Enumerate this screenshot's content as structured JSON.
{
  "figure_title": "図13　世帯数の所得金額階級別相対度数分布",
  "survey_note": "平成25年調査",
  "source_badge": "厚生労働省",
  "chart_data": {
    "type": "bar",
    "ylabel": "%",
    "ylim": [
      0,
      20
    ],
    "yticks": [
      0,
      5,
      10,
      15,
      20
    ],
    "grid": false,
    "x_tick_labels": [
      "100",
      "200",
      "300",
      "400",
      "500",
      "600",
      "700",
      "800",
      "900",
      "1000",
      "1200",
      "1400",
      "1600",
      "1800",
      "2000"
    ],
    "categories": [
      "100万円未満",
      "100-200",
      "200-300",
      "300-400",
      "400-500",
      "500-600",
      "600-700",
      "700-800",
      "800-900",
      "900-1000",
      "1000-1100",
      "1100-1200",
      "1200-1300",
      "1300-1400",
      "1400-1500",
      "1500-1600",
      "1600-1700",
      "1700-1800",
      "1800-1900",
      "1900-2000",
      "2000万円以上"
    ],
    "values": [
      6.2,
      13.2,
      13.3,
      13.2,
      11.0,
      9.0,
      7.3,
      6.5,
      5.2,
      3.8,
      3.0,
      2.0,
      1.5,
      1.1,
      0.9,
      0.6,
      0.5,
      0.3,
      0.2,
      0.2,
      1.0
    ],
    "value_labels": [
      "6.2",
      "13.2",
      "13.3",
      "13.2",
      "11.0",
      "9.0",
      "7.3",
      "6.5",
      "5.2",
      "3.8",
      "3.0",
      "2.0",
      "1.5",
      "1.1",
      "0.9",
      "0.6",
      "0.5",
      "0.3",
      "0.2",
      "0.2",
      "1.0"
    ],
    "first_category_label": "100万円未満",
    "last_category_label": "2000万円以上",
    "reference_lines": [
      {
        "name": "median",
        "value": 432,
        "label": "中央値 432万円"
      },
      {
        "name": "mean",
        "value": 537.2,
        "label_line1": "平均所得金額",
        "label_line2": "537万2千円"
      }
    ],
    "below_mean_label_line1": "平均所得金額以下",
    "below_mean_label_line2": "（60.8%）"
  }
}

• • •

*Task directions*: Give the data again, exactly as it stands.

*Answer for this exercise*:
Enumerate this screenshot's content as structured JSON.
{
  "figure_title": "図13　世帯数の所得金額階級別相対度数分布",
  "survey_note": "平成25年調査",
  "source_badge": "厚生労働省",
  "chart_data": {
    "type": "bar",
    "ylabel": "%",
    "ylim": [
      0,
      20
    ],
    "yticks": [
      0,
      5,
      10,
      15,
      20
    ],
    "grid": false,
    "x_tick_labels": [
      "100",
      "200",
      "300",
      "400",
      "500",
      "600",
      "700",
      "800",
      "900",
      "1000",
      "1200",
      "1400",
      "1600",
      "1800",
      "2000"
    ],
    "categories": [
      "100万円未満",
      "100-200",
      "200-300",
      "300-400",
      "400-500",
      "500-600",
      "600-700",
      "700-800",
      "800-900",
      "900-1000",
      "1000-1100",
      "1100-1200",
      "1200-1300",
      "1300-1400",
      "1400-1500",
      "1500-1600",
      "1600-1700",
      "1700-1800",
      "1800-1900",
      "1900-2000",
      "2000万円以上"
    ],
    "values": [
      6.2,
      13.2,
      13.3,
      13.2,
      11.0,
      9.0,
      7.3,
      6.5,
      5.2,
      3.8,
      3.0,
      2.0,
      1.5,
      1.1,
      0.9,
      0.6,
      0.5,
      0.3,
      0.2,
      0.2,
      1.0
    ],
    "value_labels": [
      "6.2",
      "13.2",
      "13.3",
      "13.2",
      "11.0",
      "9.0",
      "7.3",
      "6.5",
      "5.2",
      "3.8",
      "3.0",
      "2.0",
      "1.5",
      "1.1",
      "0.9",
      "0.6",
      "0.5",
      "0.3",
      "0.2",
      "0.2",
      "1.0"
    ],
    "first_category_label": "100万円未満",
    "last_category_label": "2000万円以上",
    "reference_lines": [
      {
        "name": "median",
        "value": 432,
        "label": "中央値 432万円"
      },
      {
        "name": "mean",
        "value": 537.2,
        "label_line1": "平均所得金額",
        "label_line2": "537万2千円"
      }
    ],
    "below_mean_label_line1": "平均所得金額以下",
    "below_mean_label_line2": "（60.8%）"
  }
}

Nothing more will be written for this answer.